::: Task data :::

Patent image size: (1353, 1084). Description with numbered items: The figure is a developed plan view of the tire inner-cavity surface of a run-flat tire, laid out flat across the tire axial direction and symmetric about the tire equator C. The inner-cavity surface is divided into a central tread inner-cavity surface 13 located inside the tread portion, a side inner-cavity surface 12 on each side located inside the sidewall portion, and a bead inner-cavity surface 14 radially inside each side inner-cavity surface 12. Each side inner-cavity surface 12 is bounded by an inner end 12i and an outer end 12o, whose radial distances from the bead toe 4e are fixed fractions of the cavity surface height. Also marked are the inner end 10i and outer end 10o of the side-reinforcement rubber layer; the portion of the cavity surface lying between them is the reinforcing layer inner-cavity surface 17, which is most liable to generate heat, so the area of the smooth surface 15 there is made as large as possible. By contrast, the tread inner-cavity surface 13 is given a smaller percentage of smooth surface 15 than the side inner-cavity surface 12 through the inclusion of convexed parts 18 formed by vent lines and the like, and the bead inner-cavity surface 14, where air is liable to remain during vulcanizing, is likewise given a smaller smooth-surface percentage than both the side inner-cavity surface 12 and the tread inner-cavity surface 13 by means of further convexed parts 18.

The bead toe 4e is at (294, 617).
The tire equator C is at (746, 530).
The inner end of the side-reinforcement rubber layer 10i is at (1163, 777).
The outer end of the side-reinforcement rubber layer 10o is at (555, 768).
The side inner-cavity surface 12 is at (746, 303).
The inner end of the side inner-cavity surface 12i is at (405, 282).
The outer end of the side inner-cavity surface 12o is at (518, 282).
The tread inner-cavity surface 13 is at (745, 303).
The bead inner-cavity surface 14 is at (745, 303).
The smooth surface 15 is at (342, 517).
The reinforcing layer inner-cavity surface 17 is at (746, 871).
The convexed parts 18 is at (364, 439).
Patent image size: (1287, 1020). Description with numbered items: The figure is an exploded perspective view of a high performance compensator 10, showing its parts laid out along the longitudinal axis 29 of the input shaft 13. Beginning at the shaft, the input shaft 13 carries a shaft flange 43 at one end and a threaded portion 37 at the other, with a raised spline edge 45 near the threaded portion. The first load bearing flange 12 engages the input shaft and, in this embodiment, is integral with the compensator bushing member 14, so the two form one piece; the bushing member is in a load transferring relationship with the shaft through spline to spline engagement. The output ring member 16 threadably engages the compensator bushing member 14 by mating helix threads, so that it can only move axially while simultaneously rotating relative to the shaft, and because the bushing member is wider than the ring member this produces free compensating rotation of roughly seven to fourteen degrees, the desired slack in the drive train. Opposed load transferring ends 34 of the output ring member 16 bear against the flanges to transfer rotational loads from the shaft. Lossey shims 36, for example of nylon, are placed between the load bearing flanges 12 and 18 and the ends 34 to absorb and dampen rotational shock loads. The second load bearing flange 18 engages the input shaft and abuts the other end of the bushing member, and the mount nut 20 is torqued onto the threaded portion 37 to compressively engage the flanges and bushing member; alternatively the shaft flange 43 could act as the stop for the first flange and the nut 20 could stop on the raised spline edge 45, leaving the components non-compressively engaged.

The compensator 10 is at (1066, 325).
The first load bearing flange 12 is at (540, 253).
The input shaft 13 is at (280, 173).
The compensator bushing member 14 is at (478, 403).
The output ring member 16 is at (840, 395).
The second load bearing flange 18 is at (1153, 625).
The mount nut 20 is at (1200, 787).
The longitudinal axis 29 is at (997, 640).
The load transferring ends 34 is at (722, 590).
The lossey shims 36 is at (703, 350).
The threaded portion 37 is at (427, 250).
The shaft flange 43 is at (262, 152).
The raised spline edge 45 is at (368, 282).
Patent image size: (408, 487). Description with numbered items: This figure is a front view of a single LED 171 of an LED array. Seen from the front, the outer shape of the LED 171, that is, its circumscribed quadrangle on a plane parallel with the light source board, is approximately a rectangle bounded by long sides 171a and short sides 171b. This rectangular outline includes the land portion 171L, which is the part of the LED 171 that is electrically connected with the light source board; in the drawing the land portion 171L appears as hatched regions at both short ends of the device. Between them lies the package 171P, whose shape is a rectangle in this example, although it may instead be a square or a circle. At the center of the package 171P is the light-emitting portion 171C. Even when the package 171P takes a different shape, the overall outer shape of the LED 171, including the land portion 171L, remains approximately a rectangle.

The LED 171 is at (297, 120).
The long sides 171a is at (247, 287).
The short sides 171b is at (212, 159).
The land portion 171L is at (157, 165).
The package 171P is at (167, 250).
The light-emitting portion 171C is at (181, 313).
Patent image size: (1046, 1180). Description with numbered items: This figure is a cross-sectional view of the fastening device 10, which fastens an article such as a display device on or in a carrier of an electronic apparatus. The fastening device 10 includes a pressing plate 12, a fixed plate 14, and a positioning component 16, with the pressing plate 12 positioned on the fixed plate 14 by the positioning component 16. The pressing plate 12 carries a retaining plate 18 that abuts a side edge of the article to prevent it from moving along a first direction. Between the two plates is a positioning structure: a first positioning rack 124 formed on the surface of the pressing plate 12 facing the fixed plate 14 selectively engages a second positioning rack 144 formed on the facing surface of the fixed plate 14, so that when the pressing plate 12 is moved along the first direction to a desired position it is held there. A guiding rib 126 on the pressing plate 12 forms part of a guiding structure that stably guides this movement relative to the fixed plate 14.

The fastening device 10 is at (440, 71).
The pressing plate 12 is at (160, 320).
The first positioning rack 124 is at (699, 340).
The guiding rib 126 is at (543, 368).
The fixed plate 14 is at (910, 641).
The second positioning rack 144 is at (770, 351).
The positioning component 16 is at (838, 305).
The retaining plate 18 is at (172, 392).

:::

# Exercise objective:
Rewrite the records from the start through the line containing "The convexed parts 18 is at (364, 439)." as a Markdown table with the columns n and Line, numbering each row and omitting blank lines.

# Full solution:
| n | Line |
|---|---|
| 1 | Patent image size: (1353, 1084). Description with numbered items: The figure is a developed plan view of the tire inner-cavity surface of a run-flat tire, laid out flat across the tire axial direction and symmetric about the tire equator C. The inner-cavity surface is divided into a central tread inner-cavity surface 13 located inside the tread portion, a side inner-cavity surface 12 on each side located inside the sidewall portion, and a bead inner-cavity surface 14 radially inside each side inner-cavity surface 12. Each side inner-cavity surface 12 is bounded by an inner end 12i and an outer end 12o, whose radial distances from the bead toe 4e are fixed fractions of the cavity surface height. Also marked are the inner end 10i and outer end 10o of the side-reinforcement rubber layer; the portion of the cavity surface lying between them is the reinforcing layer inner-cavity surface 17, which is most liable to generate heat, so the area of the smooth surface 15 there is made as large as possible. By contrast, the tread inner-cavity surface 13 is given a smaller percentage of smooth surface 15 than the side inner-cavity surface 12 through the inclusion of convexed parts 18 formed by vent lines and the like, and the bead inner-cavity surface 14, where air is liable to remain during vulcanizing, is likewise given a smaller smooth-surface percentage than both the side inner-cavity surface 12 and the tread inner-cavity surface 13 by means of further convexed parts 18. |
| 2 | The bead toe 4e is at (294, 617). |
| 3 | The tire equator C is at (746, 530). |
| 4 | The inner end of the side-reinforcement rubber layer 10i is at (1163, 777). |
| 5 | The outer end of the side-reinforcement rubber layer 10o is at (555, 768). |
| 6 | The side inner-cavity surface 12 is at (746, 303). |
| 7 | The inner end of the side inner-cavity surface 12i is at (405, 282). |
| 8 | The outer end of the side inner-cavity surface 12o is at (518, 282). |
| 9 | The tread inner-cavity surface 13 is at (745, 303). |
| 10 | The bead inner-cavity surface 14 is at (745, 303). |
| 11 | The smooth surface 15 is at (342, 517). |
| 12 | The reinforcing layer inner-cavity surface 17 is at (746, 871). |
| 13 | The convexed parts 18 is at (364, 439). |